Scan the listing below and copy every line holding "Support".

Collected data entries:
________________________________________

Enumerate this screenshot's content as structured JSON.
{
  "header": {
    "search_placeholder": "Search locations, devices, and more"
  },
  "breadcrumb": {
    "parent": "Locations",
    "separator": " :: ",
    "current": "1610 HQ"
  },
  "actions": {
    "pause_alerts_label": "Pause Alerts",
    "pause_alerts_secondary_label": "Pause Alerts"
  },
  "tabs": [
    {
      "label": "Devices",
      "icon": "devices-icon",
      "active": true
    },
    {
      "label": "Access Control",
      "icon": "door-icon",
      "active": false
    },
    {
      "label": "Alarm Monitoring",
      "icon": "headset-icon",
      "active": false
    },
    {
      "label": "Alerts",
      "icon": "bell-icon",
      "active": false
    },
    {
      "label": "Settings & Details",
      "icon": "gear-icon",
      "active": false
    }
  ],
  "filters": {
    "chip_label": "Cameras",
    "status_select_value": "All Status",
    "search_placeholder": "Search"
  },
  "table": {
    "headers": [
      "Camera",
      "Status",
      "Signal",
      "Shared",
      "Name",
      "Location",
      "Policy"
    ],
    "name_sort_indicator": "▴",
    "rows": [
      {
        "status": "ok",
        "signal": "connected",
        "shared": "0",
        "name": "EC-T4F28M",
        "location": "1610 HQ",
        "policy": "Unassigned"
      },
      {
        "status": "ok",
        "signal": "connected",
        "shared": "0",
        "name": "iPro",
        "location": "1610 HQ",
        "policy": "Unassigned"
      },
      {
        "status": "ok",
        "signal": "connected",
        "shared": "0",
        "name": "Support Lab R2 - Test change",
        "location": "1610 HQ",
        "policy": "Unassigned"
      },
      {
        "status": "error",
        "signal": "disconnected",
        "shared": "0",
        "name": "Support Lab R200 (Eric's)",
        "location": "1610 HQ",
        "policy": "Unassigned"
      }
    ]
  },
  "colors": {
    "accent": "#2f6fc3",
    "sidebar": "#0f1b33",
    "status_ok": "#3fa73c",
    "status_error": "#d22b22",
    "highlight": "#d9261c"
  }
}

________________________________________

§ **FINISHED ANSWER**
        "name": "Support Lab R2 - Test change",
        "name": "Support Lab R200 (Eric's)",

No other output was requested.